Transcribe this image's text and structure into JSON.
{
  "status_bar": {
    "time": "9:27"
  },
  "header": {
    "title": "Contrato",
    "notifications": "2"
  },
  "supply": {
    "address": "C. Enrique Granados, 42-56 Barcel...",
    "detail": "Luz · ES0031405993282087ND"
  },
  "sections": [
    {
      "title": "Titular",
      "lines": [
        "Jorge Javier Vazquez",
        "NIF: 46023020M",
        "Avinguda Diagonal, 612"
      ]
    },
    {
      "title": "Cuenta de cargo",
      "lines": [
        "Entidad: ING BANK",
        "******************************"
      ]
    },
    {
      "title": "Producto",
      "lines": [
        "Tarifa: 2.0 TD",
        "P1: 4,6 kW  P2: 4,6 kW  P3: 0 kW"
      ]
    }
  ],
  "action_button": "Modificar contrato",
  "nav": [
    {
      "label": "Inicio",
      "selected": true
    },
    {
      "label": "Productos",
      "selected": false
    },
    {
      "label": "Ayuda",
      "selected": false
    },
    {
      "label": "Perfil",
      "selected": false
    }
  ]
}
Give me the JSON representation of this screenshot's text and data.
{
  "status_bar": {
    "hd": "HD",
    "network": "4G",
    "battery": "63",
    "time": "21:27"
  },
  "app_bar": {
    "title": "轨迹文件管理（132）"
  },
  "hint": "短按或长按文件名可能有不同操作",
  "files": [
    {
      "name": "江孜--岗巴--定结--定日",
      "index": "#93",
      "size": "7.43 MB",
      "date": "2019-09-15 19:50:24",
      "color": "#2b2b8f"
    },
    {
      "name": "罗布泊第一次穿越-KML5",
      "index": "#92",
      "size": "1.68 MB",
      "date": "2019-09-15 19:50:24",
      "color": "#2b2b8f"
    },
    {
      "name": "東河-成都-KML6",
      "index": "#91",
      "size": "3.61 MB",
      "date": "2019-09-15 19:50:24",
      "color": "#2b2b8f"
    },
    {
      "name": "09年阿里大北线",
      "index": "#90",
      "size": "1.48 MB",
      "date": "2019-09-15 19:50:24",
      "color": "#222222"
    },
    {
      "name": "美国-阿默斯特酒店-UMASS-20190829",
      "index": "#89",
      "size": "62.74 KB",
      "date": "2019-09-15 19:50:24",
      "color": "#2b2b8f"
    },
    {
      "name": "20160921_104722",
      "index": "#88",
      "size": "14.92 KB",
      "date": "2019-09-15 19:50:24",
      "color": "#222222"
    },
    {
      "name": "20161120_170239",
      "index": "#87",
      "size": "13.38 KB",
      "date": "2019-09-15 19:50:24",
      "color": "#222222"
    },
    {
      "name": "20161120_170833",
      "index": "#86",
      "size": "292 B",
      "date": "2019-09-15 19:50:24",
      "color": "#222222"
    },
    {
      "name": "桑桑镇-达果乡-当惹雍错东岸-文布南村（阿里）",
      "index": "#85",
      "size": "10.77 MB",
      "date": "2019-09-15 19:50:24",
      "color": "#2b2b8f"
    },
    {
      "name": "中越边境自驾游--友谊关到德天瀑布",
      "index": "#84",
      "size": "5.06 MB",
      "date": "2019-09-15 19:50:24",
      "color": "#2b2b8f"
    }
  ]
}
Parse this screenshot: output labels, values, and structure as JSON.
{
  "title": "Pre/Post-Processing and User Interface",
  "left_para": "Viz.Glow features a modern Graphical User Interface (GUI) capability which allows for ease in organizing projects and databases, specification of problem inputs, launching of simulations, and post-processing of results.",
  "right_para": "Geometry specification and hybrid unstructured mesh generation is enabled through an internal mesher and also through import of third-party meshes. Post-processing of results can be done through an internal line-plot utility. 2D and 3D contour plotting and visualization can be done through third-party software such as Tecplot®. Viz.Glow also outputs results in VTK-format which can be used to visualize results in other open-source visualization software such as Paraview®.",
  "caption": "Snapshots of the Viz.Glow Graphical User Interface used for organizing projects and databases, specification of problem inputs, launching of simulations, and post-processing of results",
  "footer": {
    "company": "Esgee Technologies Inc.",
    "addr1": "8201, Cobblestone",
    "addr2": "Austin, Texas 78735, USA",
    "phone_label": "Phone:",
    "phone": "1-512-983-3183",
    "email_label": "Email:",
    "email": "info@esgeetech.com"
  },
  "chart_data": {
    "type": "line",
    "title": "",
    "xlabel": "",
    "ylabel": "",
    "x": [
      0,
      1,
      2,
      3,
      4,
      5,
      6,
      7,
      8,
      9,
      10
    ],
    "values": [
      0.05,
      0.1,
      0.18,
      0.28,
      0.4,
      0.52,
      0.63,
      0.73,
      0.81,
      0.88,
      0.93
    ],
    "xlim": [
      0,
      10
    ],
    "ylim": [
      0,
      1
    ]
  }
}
* * * * *
REQUIREMENT :: Pick out each line above that includes "results" and show it.

THE COMPLETED TASK ::
  "left_para": "Viz.Glow features a modern Graphical User Interface (GUI) capability which allows for ease in organizing projects and databases, specification of problem inputs, launching of simulations, and post-processing of results.",
  "right_para": "Geometry specification and hybrid unstructured mesh generation is enabled through an internal mesher and also through import of third-party meshes. Post-processing of results can be done through an internal line-plot utility. 2D and 3D contour plotting and visualization can be done through third-party software such as Tecplot®. Viz.Glow also outputs results in VTK-format which can be used to visualize results in other open-source visualization software such as Paraview®.",
  "caption": "Snapshots of the Viz.Glow Graphical User Interface used for organizing projects and databases, specification of problem inputs, launching of simulations, and post-processing of results",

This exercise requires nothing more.